Copy every line of the listing exactly.

• • • •

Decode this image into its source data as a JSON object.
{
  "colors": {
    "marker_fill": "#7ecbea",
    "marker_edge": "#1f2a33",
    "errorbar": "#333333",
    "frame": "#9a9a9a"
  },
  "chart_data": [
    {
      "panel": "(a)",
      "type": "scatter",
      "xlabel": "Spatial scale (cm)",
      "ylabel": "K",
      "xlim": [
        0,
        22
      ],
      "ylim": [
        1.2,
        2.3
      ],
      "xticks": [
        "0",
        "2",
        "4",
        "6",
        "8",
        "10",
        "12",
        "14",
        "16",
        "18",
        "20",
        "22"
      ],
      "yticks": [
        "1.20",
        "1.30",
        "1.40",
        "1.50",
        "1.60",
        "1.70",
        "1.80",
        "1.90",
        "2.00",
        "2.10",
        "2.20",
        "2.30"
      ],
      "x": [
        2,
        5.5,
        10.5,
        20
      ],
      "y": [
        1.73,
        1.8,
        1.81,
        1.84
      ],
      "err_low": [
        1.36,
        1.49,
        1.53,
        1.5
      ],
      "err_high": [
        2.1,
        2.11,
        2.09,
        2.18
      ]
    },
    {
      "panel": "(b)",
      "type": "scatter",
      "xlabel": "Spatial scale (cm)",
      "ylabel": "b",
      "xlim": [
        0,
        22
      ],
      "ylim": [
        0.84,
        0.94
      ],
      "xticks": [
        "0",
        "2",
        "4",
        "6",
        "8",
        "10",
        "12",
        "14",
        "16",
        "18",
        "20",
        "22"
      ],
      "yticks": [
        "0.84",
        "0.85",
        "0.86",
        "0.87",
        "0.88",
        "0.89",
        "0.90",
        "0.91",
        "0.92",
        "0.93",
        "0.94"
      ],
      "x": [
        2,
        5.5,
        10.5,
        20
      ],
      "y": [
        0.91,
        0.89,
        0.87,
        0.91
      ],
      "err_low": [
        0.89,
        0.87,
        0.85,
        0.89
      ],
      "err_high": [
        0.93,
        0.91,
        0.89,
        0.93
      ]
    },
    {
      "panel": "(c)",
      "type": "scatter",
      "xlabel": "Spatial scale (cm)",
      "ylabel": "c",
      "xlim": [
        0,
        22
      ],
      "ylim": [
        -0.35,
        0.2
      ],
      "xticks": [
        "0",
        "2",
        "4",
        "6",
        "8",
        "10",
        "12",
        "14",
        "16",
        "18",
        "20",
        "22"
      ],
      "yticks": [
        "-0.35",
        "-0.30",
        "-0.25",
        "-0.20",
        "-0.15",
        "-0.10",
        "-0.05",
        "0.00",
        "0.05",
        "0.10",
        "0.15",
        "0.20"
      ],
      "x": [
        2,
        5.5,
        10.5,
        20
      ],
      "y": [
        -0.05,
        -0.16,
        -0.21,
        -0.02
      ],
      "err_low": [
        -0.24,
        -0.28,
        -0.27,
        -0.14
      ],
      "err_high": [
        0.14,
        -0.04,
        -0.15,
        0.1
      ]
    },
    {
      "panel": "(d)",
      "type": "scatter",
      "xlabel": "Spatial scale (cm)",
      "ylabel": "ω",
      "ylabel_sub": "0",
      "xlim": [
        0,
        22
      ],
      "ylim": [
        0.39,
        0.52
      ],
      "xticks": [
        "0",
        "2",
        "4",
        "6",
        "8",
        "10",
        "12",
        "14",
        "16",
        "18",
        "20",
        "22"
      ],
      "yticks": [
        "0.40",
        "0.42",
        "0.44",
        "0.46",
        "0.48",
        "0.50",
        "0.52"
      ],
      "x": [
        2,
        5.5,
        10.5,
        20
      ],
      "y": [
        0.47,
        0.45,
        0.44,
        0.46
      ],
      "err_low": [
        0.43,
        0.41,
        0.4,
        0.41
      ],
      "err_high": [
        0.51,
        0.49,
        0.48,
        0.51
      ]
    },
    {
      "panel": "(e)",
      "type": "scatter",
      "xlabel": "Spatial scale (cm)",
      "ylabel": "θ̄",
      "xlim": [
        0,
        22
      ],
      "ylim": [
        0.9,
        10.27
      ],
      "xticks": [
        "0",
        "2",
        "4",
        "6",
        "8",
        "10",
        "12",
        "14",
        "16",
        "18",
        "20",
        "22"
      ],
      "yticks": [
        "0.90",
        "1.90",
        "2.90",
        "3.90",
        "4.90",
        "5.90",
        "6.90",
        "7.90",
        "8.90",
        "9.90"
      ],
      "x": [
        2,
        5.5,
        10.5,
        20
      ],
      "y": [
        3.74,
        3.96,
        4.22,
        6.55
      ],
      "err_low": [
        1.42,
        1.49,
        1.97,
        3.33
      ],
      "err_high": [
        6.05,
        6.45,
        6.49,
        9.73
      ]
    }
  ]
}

• • • •

_Solution to this problem_
Decode this image into its source data as a JSON object.
{
  "colors": {
    "marker_fill": "#7ecbea",
    "marker_edge": "#1f2a33",
    "errorbar": "#333333",
    "frame": "#9a9a9a"
  },
  "chart_data": [
    {
      "panel": "(a)",
      "type": "scatter",
      "xlabel": "Spatial scale (cm)",
      "ylabel": "K",
      "xlim": [
        0,
        22
      ],
      "ylim": [
        1.2,
        2.3
      ],
      "xticks": [
        "0",
        "2",
        "4",
        "6",
        "8",
        "10",
        "12",
        "14",
        "16",
        "18",
        "20",
        "22"
      ],
      "yticks": [
        "1.20",
        "1.30",
        "1.40",
        "1.50",
        "1.60",
        "1.70",
        "1.80",
        "1.90",
        "2.00",
        "2.10",
        "2.20",
        "2.30"
      ],
      "x": [
        2,
        5.5,
        10.5,
        20
      ],
      "y": [
        1.73,
        1.8,
        1.81,
        1.84
      ],
      "err_low": [
        1.36,
        1.49,
        1.53,
        1.5
      ],
      "err_high": [
        2.1,
        2.11,
        2.09,
        2.18
      ]
    },
    {
      "panel": "(b)",
      "type": "scatter",
      "xlabel": "Spatial scale (cm)",
      "ylabel": "b",
      "xlim": [
        0,
        22
      ],
      "ylim": [
        0.84,
        0.94
      ],
      "xticks": [
        "0",
        "2",
        "4",
        "6",
        "8",
        "10",
        "12",
        "14",
        "16",
        "18",
        "20",
        "22"
      ],
      "yticks": [
        "0.84",
        "0.85",
        "0.86",
        "0.87",
        "0.88",
        "0.89",
        "0.90",
        "0.91",
        "0.92",
        "0.93",
        "0.94"
      ],
      "x": [
        2,
        5.5,
        10.5,
        20
      ],
      "y": [
        0.91,
        0.89,
        0.87,
        0.91
      ],
      "err_low": [
        0.89,
        0.87,
        0.85,
        0.89
      ],
      "err_high": [
        0.93,
        0.91,
        0.89,
        0.93
      ]
    },
    {
      "panel": "(c)",
      "type": "scatter",
      "xlabel": "Spatial scale (cm)",
      "ylabel": "c",
      "xlim": [
        0,
        22
      ],
      "ylim": [
        -0.35,
        0.2
      ],
      "xticks": [
        "0",
        "2",
        "4",
        "6",
        "8",
        "10",
        "12",
        "14",
        "16",
        "18",
        "20",
        "22"
      ],
      "yticks": [
        "-0.35",
        "-0.30",
        "-0.25",
        "-0.20",
        "-0.15",
        "-0.10",
        "-0.05",
        "0.00",
        "0.05",
        "0.10",
        "0.15",
        "0.20"
      ],
      "x": [
        2,
        5.5,
        10.5,
        20
      ],
      "y": [
        -0.05,
        -0.16,
        -0.21,
        -0.02
      ],
      "err_low": [
        -0.24,
        -0.28,
        -0.27,
        -0.14
      ],
      "err_high": [
        0.14,
        -0.04,
        -0.15,
        0.1
      ]
    },
    {
      "panel": "(d)",
      "type": "scatter",
      "xlabel": "Spatial scale (cm)",
      "ylabel": "ω",
      "ylabel_sub": "0",
      "xlim": [
        0,
        22
      ],
      "ylim": [
        0.39,
        0.52
      ],
      "xticks": [
        "0",
        "2",
        "4",
        "6",
        "8",
        "10",
        "12",
        "14",
        "16",
        "18",
        "20",
        "22"
      ],
      "yticks": [
        "0.40",
        "0.42",
        "0.44",
        "0.46",
        "0.48",
        "0.50",
        "0.52"
      ],
      "x": [
        2,
        5.5,
        10.5,
        20
      ],
      "y": [
        0.47,
        0.45,
        0.44,
        0.46
      ],
      "err_low": [
        0.43,
        0.41,
        0.4,
        0.41
      ],
      "err_high": [
        0.51,
        0.49,
        0.48,
        0.51
      ]
    },
    {
      "panel": "(e)",
      "type": "scatter",
      "xlabel": "Spatial scale (cm)",
      "ylabel": "θ̄",
      "xlim": [
        0,
        22
      ],
      "ylim": [
        0.9,
        10.27
      ],
      "xticks": [
        "0",
        "2",
        "4",
        "6",
        "8",
        "10",
        "12",
        "14",
        "16",
        "18",
        "20",
        "22"
      ],
      "yticks": [
        "0.90",
        "1.90",
        "2.90",
        "3.90",
        "4.90",
        "5.90",
        "6.90",
        "7.90",
        "8.90",
        "9.90"
      ],
      "x": [
        2,
        5.5,
        10.5,
        20
      ],
      "y": [
        3.74,
        3.96,
        4.22,
        6.55
      ],
      "err_low": [
        1.42,
        1.49,
        1.97,
        3.33
      ],
      "err_high": [
        6.05,
        6.45,
        6.49,
        9.73
      ]
    }
  ]
}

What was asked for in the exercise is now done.